Data listing:
◇ ◇ ◇ ◇ ◇

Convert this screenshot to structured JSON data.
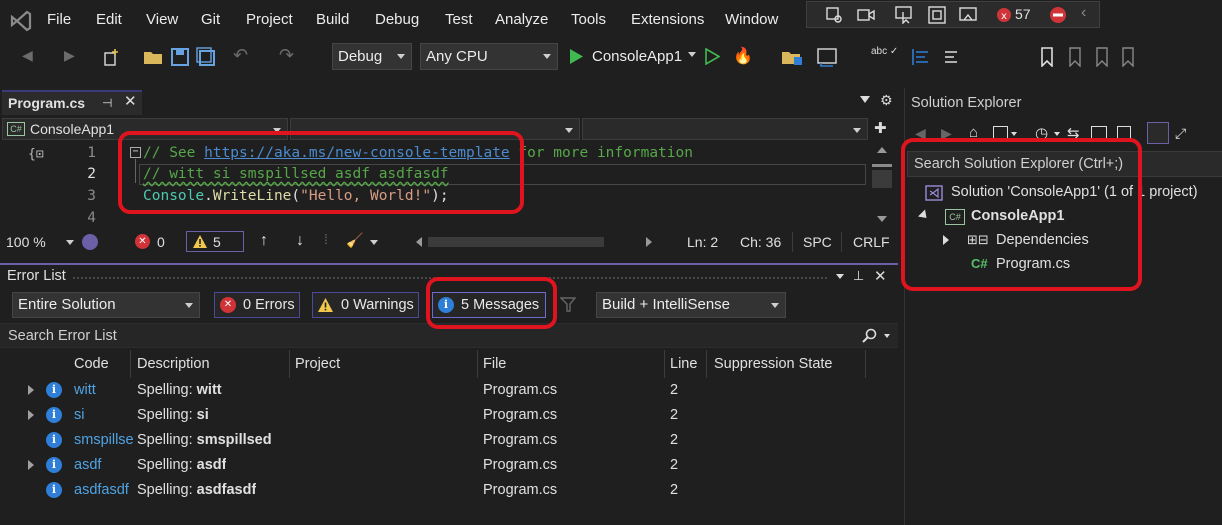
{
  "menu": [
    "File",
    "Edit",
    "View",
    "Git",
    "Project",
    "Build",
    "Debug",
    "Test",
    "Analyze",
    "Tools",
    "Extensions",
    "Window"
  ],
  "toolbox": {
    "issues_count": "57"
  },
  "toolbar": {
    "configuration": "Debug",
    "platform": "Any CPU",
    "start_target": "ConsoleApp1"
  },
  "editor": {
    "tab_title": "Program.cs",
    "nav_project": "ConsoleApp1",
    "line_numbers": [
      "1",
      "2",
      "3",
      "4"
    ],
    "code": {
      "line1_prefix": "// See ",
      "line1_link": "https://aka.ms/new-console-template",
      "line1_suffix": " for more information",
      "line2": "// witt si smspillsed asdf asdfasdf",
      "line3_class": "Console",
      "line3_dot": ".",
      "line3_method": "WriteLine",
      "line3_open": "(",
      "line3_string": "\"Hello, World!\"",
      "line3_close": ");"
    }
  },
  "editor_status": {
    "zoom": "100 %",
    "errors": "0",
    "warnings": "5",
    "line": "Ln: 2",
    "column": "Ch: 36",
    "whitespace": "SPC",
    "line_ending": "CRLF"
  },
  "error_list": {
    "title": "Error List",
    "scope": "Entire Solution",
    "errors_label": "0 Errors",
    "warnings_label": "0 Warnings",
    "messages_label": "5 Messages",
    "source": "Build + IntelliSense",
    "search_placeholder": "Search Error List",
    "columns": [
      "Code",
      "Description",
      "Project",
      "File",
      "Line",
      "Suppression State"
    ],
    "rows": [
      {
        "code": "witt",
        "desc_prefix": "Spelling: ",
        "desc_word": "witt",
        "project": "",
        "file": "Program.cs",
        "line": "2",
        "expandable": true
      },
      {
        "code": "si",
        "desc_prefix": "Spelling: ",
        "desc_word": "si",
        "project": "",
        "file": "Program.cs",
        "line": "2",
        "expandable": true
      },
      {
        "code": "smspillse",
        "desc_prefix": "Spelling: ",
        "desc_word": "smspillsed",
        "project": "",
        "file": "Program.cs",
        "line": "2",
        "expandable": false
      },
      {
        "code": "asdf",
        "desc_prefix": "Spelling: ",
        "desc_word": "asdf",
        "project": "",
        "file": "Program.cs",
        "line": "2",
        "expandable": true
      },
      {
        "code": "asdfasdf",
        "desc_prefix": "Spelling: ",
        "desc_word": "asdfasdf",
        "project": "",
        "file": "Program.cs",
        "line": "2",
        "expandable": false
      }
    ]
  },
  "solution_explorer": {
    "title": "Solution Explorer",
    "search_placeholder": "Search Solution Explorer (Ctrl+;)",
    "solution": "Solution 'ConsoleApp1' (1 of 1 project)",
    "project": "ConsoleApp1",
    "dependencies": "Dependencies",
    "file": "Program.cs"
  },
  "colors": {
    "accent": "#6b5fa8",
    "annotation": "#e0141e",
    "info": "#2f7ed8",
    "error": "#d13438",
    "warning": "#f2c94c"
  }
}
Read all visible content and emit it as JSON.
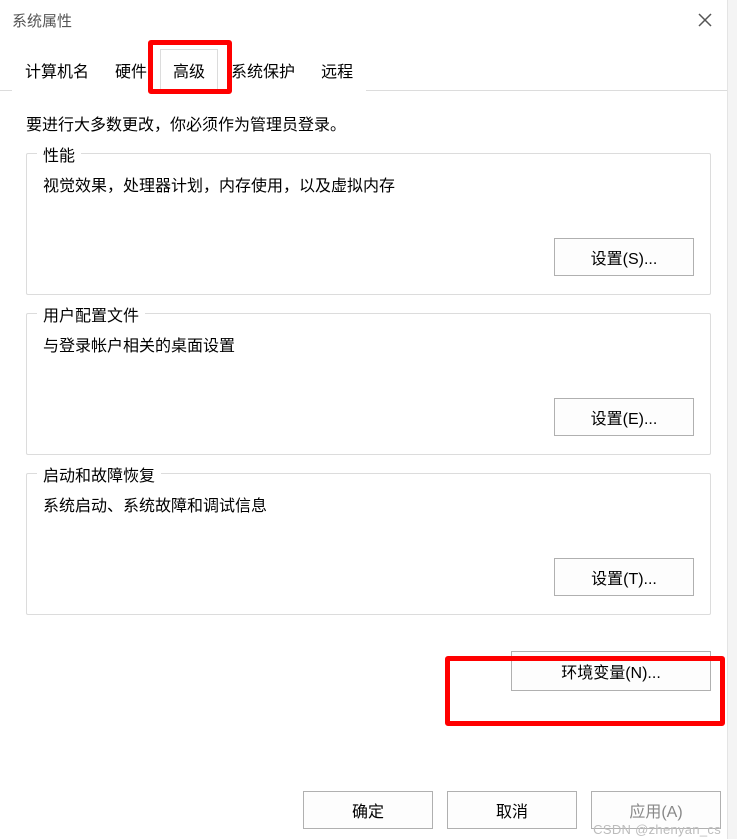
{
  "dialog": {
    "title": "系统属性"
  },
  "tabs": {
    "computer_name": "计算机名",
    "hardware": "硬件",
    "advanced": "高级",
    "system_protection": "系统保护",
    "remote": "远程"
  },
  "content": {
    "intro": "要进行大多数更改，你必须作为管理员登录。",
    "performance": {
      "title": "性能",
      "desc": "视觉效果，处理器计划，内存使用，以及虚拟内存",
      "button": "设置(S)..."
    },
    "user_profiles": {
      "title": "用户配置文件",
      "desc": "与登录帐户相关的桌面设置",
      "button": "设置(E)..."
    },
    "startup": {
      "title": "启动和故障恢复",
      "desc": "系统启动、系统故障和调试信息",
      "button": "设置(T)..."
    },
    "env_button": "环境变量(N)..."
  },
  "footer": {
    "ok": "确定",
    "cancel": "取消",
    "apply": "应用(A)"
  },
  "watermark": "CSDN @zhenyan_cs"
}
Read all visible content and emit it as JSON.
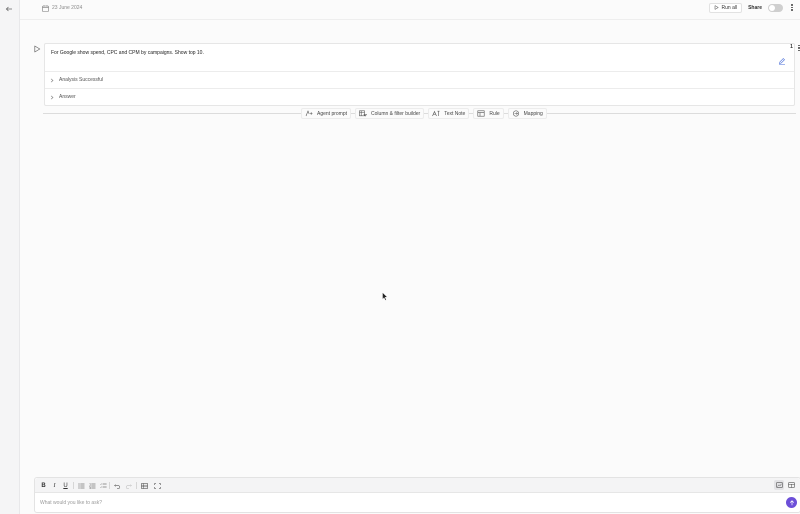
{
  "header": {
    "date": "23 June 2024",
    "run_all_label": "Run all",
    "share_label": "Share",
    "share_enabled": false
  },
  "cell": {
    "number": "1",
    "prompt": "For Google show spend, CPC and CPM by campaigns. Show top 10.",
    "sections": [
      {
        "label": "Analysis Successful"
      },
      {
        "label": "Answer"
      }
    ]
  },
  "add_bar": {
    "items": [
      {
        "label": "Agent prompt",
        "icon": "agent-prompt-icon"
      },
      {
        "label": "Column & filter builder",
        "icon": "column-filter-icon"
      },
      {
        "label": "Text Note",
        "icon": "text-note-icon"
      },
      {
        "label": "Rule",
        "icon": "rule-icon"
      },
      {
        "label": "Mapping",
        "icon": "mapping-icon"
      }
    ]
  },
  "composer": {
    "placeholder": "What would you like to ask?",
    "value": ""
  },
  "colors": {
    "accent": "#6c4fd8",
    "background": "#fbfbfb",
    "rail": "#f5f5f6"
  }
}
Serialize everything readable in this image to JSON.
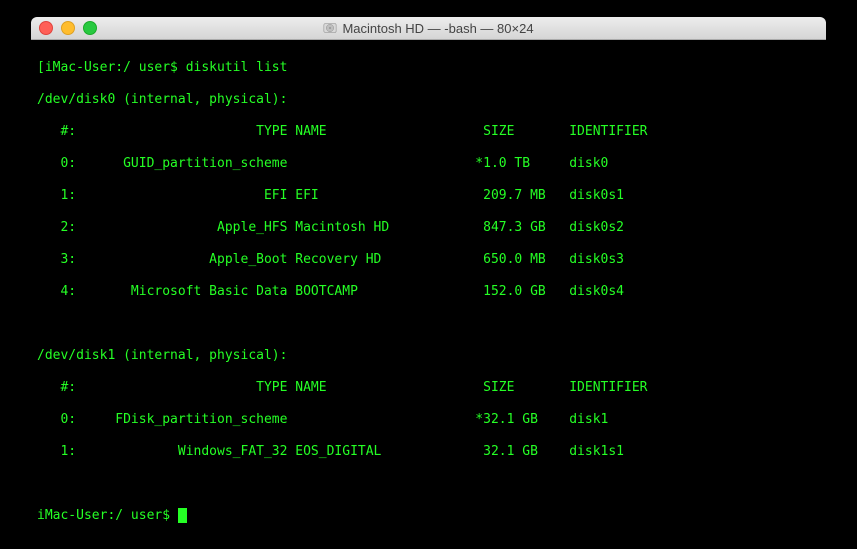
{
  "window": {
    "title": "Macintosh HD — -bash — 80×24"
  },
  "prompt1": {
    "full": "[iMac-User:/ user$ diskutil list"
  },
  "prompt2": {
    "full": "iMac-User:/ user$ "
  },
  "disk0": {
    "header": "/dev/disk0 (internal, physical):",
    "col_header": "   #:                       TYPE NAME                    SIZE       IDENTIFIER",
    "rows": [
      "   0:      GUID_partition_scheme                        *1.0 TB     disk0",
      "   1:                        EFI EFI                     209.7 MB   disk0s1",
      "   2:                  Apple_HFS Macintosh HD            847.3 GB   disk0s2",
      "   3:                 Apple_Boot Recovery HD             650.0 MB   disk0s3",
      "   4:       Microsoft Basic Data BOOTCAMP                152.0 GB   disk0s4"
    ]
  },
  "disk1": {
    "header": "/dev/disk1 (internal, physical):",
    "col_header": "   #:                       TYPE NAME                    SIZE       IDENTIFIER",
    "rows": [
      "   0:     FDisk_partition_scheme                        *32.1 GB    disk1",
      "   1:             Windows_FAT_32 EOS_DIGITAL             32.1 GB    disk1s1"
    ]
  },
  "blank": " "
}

◇ ◇ ◇ ◇ ◇

Reproduce all entries exactly. Pictures do not belong in the copy.

> Answer:
Convert this screenshot to structured JSON data.
{
  "menu": [
    "File",
    "Edit",
    "View",
    "Git",
    "Project",
    "Build",
    "Debug",
    "Test",
    "Analyze",
    "Tools",
    "Extensions",
    "Window"
  ],
  "toolbox": {
    "issues_count": "57"
  },
  "toolbar": {
    "configuration": "Debug",
    "platform": "Any CPU",
    "start_target": "ConsoleApp1"
  },
  "editor": {
    "tab_title": "Program.cs",
    "nav_project": "ConsoleApp1",
    "line_numbers": [
      "1",
      "2",
      "3",
      "4"
    ],
    "code": {
      "line1_prefix": "// See ",
      "line1_link": "https://aka.ms/new-console-template",
      "line1_suffix": " for more information",
      "line2": "// witt si smspillsed asdf asdfasdf",
      "line3_class": "Console",
      "line3_dot": ".",
      "line3_method": "WriteLine",
      "line3_open": "(",
      "line3_string": "\"Hello, World!\"",
      "line3_close": ");"
    }
  },
  "editor_status": {
    "zoom": "100 %",
    "errors": "0",
    "warnings": "5",
    "line": "Ln: 2",
    "column": "Ch: 36",
    "whitespace": "SPC",
    "line_ending": "CRLF"
  },
  "error_list": {
    "title": "Error List",
    "scope": "Entire Solution",
    "errors_label": "0 Errors",
    "warnings_label": "0 Warnings",
    "messages_label": "5 Messages",
    "source": "Build + IntelliSense",
    "search_placeholder": "Search Error List",
    "columns": [
      "Code",
      "Description",
      "Project",
      "File",
      "Line",
      "Suppression State"
    ],
    "rows": [
      {
        "code": "witt",
        "desc_prefix": "Spelling: ",
        "desc_word": "witt",
        "project": "",
        "file": "Program.cs",
        "line": "2",
        "expandable": true
      },
      {
        "code": "si",
        "desc_prefix": "Spelling: ",
        "desc_word": "si",
        "project": "",
        "file": "Program.cs",
        "line": "2",
        "expandable": true
      },
      {
        "code": "smspillse",
        "desc_prefix": "Spelling: ",
        "desc_word": "smspillsed",
        "project": "",
        "file": "Program.cs",
        "line": "2",
        "expandable": false
      },
      {
        "code": "asdf",
        "desc_prefix": "Spelling: ",
        "desc_word": "asdf",
        "project": "",
        "file": "Program.cs",
        "line": "2",
        "expandable": true
      },
      {
        "code": "asdfasdf",
        "desc_prefix": "Spelling: ",
        "desc_word": "asdfasdf",
        "project": "",
        "file": "Program.cs",
        "line": "2",
        "expandable": false
      }
    ]
  },
  "solution_explorer": {
    "title": "Solution Explorer",
    "search_placeholder": "Search Solution Explorer (Ctrl+;)",
    "solution": "Solution 'ConsoleApp1' (1 of 1 project)",
    "project": "ConsoleApp1",
    "dependencies": "Dependencies",
    "file": "Program.cs"
  },
  "colors": {
    "accent": "#6b5fa8",
    "annotation": "#e0141e",
    "info": "#2f7ed8",
    "error": "#d13438",
    "warning": "#f2c94c"
  }
}
Read all visible content and emit it as JSON.
{
  "dialog": {
    "title": "系统属性"
  },
  "tabs": {
    "computer_name": "计算机名",
    "hardware": "硬件",
    "advanced": "高级",
    "system_protection": "系统保护",
    "remote": "远程"
  },
  "content": {
    "intro": "要进行大多数更改，你必须作为管理员登录。",
    "performance": {
      "title": "性能",
      "desc": "视觉效果，处理器计划，内存使用，以及虚拟内存",
      "button": "设置(S)..."
    },
    "user_profiles": {
      "title": "用户配置文件",
      "desc": "与登录帐户相关的桌面设置",
      "button": "设置(E)..."
    },
    "startup": {
      "title": "启动和故障恢复",
      "desc": "系统启动、系统故障和调试信息",
      "button": "设置(T)..."
    },
    "env_button": "环境变量(N)..."
  },
  "footer": {
    "ok": "确定",
    "cancel": "取消",
    "apply": "应用(A)"
  },
  "watermark": "CSDN @zhenyan_cs"
}
Read all visible content and emit it as JSON.
{
  "header": {
    "date": "23 June 2024",
    "run_all_label": "Run all",
    "share_label": "Share",
    "share_enabled": false
  },
  "cell": {
    "number": "1",
    "prompt": "For Google show spend, CPC and CPM by campaigns. Show top 10.",
    "sections": [
      {
        "label": "Analysis Successful"
      },
      {
        "label": "Answer"
      }
    ]
  },
  "add_bar": {
    "items": [
      {
        "label": "Agent prompt",
        "icon": "agent-prompt-icon"
      },
      {
        "label": "Column & filter builder",
        "icon": "column-filter-icon"
      },
      {
        "label": "Text Note",
        "icon": "text-note-icon"
      },
      {
        "label": "Rule",
        "icon": "rule-icon"
      },
      {
        "label": "Mapping",
        "icon": "mapping-icon"
      }
    ]
  },
  "composer": {
    "placeholder": "What would you like to ask?",
    "value": ""
  },
  "colors": {
    "accent": "#6c4fd8",
    "background": "#fbfbfb",
    "rail": "#f5f5f6"
  }
}
Serialize everything readable in this image to JSON.
{
  "window": {
    "title": "Macintosh HD — -bash — 80×24"
  },
  "prompt1": {
    "full": "[iMac-User:/ user$ diskutil list"
  },
  "prompt2": {
    "full": "iMac-User:/ user$ "
  },
  "disk0": {
    "header": "/dev/disk0 (internal, physical):",
    "col_header": "   #:                       TYPE NAME                    SIZE       IDENTIFIER",
    "rows": [
      "   0:      GUID_partition_scheme                        *1.0 TB     disk0",
      "   1:                        EFI EFI                     209.7 MB   disk0s1",
      "   2:                  Apple_HFS Macintosh HD            847.3 GB   disk0s2",
      "   3:                 Apple_Boot Recovery HD             650.0 MB   disk0s3",
      "   4:       Microsoft Basic Data BOOTCAMP                152.0 GB   disk0s4"
    ]
  },
  "disk1": {
    "header": "/dev/disk1 (internal, physical):",
    "col_header": "   #:                       TYPE NAME                    SIZE       IDENTIFIER",
    "rows": [
      "   0:     FDisk_partition_scheme                        *32.1 GB    disk1",
      "   1:             Windows_FAT_32 EOS_DIGITAL             32.1 GB    disk1s1"
    ]
  },
  "blank": " "
}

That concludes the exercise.